— Start —

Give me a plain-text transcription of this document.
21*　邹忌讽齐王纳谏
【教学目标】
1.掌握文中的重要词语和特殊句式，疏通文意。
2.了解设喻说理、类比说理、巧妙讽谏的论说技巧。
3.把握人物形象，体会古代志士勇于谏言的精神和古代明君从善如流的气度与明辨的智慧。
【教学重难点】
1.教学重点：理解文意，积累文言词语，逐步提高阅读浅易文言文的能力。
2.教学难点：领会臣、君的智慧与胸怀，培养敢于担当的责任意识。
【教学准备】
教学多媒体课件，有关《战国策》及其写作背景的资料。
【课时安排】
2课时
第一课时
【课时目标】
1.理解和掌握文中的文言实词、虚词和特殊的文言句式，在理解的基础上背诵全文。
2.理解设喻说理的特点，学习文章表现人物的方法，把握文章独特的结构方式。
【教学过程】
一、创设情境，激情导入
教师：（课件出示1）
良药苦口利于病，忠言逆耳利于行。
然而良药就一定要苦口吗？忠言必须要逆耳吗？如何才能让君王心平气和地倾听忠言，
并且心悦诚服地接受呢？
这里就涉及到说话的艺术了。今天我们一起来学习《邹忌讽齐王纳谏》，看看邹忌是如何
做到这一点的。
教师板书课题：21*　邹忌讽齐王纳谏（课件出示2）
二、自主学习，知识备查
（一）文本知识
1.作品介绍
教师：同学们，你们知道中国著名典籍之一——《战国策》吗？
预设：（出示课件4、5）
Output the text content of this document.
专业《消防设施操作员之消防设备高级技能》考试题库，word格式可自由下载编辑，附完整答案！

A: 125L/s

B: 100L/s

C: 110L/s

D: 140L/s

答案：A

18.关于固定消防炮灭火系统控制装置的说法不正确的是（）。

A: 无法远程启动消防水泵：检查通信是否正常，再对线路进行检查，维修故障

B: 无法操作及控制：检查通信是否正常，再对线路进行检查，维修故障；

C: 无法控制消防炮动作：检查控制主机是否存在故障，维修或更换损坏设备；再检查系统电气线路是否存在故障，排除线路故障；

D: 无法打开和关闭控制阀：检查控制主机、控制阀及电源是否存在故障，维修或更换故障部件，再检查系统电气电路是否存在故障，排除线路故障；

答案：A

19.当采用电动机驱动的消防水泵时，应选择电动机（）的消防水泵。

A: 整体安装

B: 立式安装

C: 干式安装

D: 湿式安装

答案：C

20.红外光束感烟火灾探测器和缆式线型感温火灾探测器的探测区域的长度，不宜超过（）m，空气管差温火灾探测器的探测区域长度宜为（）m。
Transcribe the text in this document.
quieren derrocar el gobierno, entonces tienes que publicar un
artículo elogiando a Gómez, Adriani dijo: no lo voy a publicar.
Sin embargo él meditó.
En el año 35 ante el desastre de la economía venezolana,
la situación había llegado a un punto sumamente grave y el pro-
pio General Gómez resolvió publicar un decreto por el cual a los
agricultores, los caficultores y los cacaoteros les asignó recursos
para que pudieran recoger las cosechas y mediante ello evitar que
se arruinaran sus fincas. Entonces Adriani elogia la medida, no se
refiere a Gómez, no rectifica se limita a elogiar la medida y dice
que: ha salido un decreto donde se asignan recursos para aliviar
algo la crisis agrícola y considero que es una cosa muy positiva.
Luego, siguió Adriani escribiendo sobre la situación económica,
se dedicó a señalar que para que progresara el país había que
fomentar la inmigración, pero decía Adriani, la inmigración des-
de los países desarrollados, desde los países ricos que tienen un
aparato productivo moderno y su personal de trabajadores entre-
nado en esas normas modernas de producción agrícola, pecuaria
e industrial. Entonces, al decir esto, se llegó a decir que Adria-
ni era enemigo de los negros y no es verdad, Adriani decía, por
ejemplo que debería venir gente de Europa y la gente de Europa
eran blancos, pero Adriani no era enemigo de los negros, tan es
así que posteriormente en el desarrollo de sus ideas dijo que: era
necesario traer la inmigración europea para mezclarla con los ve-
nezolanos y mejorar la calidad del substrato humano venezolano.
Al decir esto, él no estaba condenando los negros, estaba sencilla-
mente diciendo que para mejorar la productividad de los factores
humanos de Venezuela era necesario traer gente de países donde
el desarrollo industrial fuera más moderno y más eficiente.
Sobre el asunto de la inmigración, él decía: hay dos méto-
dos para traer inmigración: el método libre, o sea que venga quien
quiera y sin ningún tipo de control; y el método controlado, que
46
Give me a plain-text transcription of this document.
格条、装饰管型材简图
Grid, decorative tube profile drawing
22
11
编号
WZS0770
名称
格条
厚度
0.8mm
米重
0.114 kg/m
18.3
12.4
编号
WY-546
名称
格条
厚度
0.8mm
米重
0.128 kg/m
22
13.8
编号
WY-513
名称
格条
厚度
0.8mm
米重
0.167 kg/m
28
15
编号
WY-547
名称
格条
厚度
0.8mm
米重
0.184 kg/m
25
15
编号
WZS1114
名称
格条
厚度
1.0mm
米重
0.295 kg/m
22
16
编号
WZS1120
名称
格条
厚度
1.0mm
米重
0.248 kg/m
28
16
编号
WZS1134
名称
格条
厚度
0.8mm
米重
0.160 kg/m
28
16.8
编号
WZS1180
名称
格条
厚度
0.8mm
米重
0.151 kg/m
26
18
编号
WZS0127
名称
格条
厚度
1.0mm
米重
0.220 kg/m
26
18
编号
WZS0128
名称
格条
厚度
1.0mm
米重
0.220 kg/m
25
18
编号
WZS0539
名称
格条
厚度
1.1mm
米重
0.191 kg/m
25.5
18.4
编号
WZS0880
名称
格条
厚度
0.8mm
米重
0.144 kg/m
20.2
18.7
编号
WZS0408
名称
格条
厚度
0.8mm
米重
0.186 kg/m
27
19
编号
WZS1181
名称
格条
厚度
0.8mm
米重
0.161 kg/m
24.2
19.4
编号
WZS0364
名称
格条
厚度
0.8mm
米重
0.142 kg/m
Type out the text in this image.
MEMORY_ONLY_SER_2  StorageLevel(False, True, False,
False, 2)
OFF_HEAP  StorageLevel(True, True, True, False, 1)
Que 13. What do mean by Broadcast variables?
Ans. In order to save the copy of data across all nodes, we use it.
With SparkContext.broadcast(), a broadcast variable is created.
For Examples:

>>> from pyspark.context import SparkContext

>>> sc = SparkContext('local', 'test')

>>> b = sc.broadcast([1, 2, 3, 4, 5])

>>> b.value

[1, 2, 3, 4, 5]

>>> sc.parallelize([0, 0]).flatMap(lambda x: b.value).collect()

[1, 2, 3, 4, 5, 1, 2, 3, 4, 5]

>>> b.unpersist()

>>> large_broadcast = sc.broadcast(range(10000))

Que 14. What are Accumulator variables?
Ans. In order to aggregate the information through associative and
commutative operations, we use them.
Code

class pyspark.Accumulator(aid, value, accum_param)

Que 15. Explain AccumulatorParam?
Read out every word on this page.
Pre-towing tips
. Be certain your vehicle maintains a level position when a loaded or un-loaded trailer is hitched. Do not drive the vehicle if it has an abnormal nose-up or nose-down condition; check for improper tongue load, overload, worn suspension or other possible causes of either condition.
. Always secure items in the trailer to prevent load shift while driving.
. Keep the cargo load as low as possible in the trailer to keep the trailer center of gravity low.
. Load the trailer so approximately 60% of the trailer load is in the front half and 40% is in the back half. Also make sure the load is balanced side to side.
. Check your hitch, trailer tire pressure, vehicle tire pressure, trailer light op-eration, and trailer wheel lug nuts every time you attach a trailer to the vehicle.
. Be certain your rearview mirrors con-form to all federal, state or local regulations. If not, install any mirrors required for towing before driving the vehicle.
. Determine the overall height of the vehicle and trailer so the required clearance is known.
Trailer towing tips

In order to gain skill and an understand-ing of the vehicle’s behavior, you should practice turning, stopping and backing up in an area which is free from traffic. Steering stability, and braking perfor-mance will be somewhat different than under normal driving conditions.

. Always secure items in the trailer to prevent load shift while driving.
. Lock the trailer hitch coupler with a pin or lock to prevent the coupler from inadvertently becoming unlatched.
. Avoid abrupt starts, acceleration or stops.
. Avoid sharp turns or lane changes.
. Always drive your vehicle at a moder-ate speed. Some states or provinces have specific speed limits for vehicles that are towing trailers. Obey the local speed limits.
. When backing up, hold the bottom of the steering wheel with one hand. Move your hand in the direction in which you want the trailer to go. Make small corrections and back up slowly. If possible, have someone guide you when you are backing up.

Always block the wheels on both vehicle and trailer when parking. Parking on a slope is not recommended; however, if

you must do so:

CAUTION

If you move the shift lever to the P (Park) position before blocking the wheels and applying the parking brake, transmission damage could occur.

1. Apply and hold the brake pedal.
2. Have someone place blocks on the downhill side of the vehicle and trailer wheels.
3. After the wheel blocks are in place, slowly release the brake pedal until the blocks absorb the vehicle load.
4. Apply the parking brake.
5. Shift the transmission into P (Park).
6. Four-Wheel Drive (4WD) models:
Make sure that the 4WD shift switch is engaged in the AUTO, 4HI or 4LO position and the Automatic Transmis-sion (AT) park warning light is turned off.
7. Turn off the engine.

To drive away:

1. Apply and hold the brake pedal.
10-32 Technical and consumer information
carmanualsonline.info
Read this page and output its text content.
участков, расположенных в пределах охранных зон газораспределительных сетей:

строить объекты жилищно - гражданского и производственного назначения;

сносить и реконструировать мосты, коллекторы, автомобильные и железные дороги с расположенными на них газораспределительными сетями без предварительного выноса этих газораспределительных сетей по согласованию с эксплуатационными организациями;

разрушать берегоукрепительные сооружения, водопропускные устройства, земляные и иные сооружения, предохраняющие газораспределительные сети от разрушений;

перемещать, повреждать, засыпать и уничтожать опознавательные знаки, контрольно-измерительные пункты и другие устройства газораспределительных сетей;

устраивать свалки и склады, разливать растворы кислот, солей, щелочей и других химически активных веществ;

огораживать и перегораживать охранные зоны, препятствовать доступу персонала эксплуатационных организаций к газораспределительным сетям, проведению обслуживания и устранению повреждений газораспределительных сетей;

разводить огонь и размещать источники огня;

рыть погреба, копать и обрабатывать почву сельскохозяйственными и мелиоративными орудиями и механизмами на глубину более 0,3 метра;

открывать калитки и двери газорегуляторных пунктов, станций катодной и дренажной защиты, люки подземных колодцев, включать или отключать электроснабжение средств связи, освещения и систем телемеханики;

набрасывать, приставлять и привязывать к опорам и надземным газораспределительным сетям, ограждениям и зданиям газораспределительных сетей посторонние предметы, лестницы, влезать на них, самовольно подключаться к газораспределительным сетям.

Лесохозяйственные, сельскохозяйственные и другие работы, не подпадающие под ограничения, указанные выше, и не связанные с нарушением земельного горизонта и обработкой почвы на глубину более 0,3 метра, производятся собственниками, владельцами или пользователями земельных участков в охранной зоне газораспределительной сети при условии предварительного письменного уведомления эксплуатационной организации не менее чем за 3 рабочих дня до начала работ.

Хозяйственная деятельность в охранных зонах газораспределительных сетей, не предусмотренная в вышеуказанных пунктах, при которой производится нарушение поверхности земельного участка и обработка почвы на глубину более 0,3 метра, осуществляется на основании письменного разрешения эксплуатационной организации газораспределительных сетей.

— End —

**What is needed**:
Which lines in the data above contain "variables"? Show each one.

**Solved exercise**:
Que 13. What do mean by Broadcast variables?
Que 14. What are Accumulator variables?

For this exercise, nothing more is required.